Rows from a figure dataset
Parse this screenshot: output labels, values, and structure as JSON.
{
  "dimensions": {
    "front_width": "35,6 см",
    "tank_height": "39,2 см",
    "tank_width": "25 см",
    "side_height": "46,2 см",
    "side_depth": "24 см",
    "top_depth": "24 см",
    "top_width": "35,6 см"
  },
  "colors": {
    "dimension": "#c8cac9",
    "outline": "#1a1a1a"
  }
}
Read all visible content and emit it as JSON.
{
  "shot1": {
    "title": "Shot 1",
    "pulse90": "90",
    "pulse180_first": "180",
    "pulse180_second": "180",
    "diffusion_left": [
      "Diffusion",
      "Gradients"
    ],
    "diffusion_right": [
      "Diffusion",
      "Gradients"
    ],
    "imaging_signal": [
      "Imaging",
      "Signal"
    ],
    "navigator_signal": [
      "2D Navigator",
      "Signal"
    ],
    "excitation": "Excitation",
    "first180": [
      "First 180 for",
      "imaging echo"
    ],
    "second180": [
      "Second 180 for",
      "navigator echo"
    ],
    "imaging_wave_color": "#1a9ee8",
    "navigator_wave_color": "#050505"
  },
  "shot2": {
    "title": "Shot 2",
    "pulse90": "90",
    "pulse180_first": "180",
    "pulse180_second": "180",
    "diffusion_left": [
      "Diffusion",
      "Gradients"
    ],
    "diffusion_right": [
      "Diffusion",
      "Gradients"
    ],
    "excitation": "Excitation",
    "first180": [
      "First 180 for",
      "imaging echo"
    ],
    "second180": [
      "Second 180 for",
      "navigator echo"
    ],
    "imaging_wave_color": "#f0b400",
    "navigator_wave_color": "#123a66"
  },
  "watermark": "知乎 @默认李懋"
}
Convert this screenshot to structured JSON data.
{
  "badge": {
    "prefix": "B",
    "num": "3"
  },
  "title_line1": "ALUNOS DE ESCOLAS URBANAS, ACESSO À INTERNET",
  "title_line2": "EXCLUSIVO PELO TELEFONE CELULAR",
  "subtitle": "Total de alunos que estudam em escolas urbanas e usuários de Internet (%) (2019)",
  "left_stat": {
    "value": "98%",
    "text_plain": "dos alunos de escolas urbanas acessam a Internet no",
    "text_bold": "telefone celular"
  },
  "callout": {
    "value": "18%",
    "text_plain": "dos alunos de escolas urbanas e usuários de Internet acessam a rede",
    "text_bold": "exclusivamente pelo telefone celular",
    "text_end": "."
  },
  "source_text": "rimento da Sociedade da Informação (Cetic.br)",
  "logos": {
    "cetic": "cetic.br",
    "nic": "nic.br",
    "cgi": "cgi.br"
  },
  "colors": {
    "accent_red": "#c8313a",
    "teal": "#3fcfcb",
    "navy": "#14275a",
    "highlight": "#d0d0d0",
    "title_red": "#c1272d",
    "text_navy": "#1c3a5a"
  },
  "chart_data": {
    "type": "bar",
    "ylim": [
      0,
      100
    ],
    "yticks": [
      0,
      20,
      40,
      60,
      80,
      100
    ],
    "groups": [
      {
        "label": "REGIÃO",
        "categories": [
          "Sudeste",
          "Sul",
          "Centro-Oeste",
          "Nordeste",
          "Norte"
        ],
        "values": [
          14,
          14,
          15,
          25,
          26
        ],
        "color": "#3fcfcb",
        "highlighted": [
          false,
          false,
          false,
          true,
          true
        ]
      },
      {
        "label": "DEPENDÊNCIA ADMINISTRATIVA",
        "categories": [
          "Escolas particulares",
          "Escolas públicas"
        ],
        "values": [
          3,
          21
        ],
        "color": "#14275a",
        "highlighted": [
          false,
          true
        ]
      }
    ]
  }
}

WHAT TO PRODUCE:
All of the entries above should be written out again exactly.

THE RESPONSE:
Parse this screenshot: output labels, values, and structure as JSON.
{
  "dimensions": {
    "front_width": "35,6 см",
    "tank_height": "39,2 см",
    "tank_width": "25 см",
    "side_height": "46,2 см",
    "side_depth": "24 см",
    "top_depth": "24 см",
    "top_width": "35,6 см"
  },
  "colors": {
    "dimension": "#c8cac9",
    "outline": "#1a1a1a"
  }
}
Read all visible content and emit it as JSON.
{
  "shot1": {
    "title": "Shot 1",
    "pulse90": "90",
    "pulse180_first": "180",
    "pulse180_second": "180",
    "diffusion_left": [
      "Diffusion",
      "Gradients"
    ],
    "diffusion_right": [
      "Diffusion",
      "Gradients"
    ],
    "imaging_signal": [
      "Imaging",
      "Signal"
    ],
    "navigator_signal": [
      "2D Navigator",
      "Signal"
    ],
    "excitation": "Excitation",
    "first180": [
      "First 180 for",
      "imaging echo"
    ],
    "second180": [
      "Second 180 for",
      "navigator echo"
    ],
    "imaging_wave_color": "#1a9ee8",
    "navigator_wave_color": "#050505"
  },
  "shot2": {
    "title": "Shot 2",
    "pulse90": "90",
    "pulse180_first": "180",
    "pulse180_second": "180",
    "diffusion_left": [
      "Diffusion",
      "Gradients"
    ],
    "diffusion_right": [
      "Diffusion",
      "Gradients"
    ],
    "excitation": "Excitation",
    "first180": [
      "First 180 for",
      "imaging echo"
    ],
    "second180": [
      "Second 180 for",
      "navigator echo"
    ],
    "imaging_wave_color": "#f0b400",
    "navigator_wave_color": "#123a66"
  },
  "watermark": "知乎 @默认李懋"
}
Convert this screenshot to structured JSON data.
{
  "badge": {
    "prefix": "B",
    "num": "3"
  },
  "title_line1": "ALUNOS DE ESCOLAS URBANAS, ACESSO À INTERNET",
  "title_line2": "EXCLUSIVO PELO TELEFONE CELULAR",
  "subtitle": "Total de alunos que estudam em escolas urbanas e usuários de Internet (%) (2019)",
  "left_stat": {
    "value": "98%",
    "text_plain": "dos alunos de escolas urbanas acessam a Internet no",
    "text_bold": "telefone celular"
  },
  "callout": {
    "value": "18%",
    "text_plain": "dos alunos de escolas urbanas e usuários de Internet acessam a rede",
    "text_bold": "exclusivamente pelo telefone celular",
    "text_end": "."
  },
  "source_text": "rimento da Sociedade da Informação (Cetic.br)",
  "logos": {
    "cetic": "cetic.br",
    "nic": "nic.br",
    "cgi": "cgi.br"
  },
  "colors": {
    "accent_red": "#c8313a",
    "teal": "#3fcfcb",
    "navy": "#14275a",
    "highlight": "#d0d0d0",
    "title_red": "#c1272d",
    "text_navy": "#1c3a5a"
  },
  "chart_data": {
    "type": "bar",
    "ylim": [
      0,
      100
    ],
    "yticks": [
      0,
      20,
      40,
      60,
      80,
      100
    ],
    "groups": [
      {
        "label": "REGIÃO",
        "categories": [
          "Sudeste",
          "Sul",
          "Centro-Oeste",
          "Nordeste",
          "Norte"
        ],
        "values": [
          14,
          14,
          15,
          25,
          26
        ],
        "color": "#3fcfcb",
        "highlighted": [
          false,
          false,
          false,
          true,
          true
        ]
      },
      {
        "label": "DEPENDÊNCIA ADMINISTRATIVA",
        "categories": [
          "Escolas particulares",
          "Escolas públicas"
        ],
        "values": [
          3,
          21
        ],
        "color": "#14275a",
        "highlighted": [
          false,
          true
        ]
      }
    ]
  }
}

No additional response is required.